Given data —
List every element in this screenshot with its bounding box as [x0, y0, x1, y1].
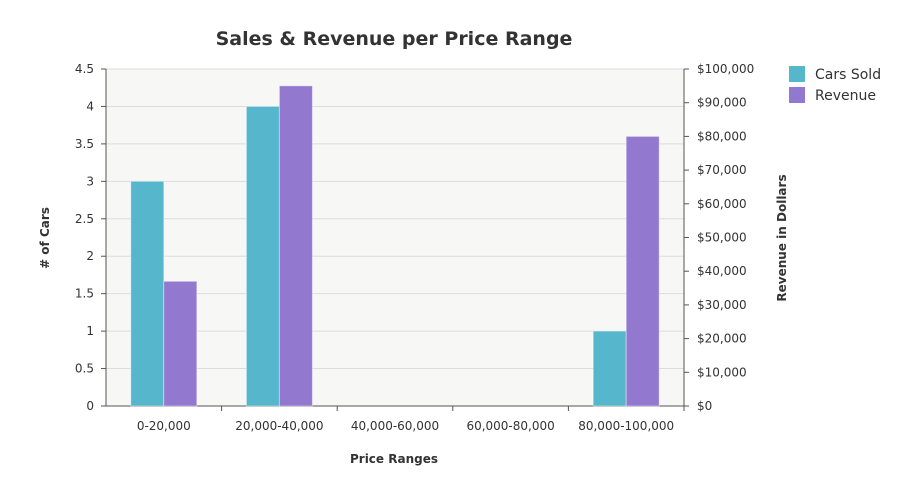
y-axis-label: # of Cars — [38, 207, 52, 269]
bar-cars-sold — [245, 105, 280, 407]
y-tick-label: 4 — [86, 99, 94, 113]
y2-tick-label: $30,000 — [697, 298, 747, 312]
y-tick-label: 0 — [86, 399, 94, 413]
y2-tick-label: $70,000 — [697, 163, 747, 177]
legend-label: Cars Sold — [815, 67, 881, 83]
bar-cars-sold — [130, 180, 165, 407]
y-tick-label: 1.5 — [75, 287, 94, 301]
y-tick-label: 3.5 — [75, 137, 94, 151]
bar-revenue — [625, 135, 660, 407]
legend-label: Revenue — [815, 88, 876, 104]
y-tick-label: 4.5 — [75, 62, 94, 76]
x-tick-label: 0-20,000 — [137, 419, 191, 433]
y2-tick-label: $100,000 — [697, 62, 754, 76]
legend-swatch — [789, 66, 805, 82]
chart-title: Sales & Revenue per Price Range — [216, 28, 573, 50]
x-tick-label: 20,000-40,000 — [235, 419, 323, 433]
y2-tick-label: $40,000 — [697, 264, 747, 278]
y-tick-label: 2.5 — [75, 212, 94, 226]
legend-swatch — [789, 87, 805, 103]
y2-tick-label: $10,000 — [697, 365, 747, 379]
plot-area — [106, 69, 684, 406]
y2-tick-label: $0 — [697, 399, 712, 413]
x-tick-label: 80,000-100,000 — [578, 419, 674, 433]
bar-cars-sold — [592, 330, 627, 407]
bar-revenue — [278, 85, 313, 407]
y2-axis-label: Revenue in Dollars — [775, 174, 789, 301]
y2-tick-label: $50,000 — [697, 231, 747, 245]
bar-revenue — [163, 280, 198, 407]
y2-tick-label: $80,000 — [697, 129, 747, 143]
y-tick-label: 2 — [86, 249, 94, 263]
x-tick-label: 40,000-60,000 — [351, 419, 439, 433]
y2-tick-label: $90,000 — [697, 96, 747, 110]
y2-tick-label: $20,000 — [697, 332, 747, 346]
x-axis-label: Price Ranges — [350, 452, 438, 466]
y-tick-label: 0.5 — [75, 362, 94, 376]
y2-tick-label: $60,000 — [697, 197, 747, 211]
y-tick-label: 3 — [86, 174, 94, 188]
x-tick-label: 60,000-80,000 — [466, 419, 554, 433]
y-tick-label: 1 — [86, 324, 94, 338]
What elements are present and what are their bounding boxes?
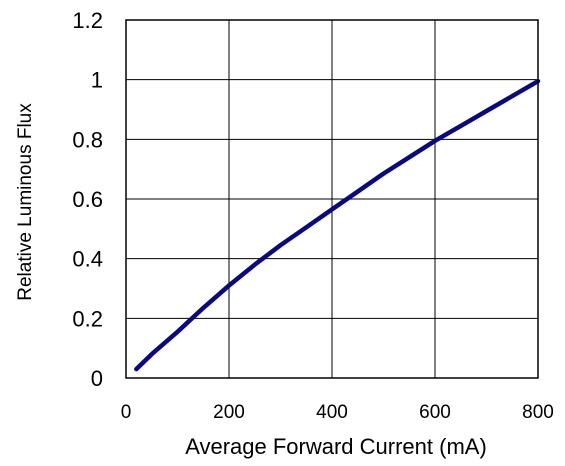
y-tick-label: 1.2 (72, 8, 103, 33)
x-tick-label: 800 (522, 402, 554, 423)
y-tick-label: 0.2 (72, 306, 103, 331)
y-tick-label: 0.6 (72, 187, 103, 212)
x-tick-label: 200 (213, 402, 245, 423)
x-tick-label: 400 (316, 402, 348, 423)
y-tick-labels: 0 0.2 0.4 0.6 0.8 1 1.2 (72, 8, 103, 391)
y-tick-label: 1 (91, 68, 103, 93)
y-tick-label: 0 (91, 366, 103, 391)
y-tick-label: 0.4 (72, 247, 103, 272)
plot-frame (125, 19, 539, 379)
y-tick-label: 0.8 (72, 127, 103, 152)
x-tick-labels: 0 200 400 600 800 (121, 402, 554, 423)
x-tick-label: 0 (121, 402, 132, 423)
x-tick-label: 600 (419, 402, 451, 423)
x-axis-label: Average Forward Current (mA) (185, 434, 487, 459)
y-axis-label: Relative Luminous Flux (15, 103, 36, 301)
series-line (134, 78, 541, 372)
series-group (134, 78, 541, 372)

Request — Starting with the line that contains "y-tick-label: 1.2 (72, 8, 103, 33)" and continuing through the line that contains "y-tick-labels: 0 0.2", set out those lines of the records as a Markdown table with the columns Row and Entry. Leave out blank lines.

Exercise answer —
| Row | Entry |
|---|---|
| 1 | y-tick-label: 1.2 (72, 8, 103, 33) |
| 2 | x-tick-label: 800 (522, 402, 554, 423) |
| 3 | y-tick-label: 0.2 (72, 306, 103, 331) |
| 4 | y-tick-label: 0.6 (72, 187, 103, 212) |
| 5 | x-tick-label: 200 (213, 402, 245, 423) |
| 6 | x-tick-label: 400 (316, 402, 348, 423) |
| 7 | y-tick-labels: 0 0.2 0.4 0.6 0.8 1 1.2 (72, 8, 103, 391) |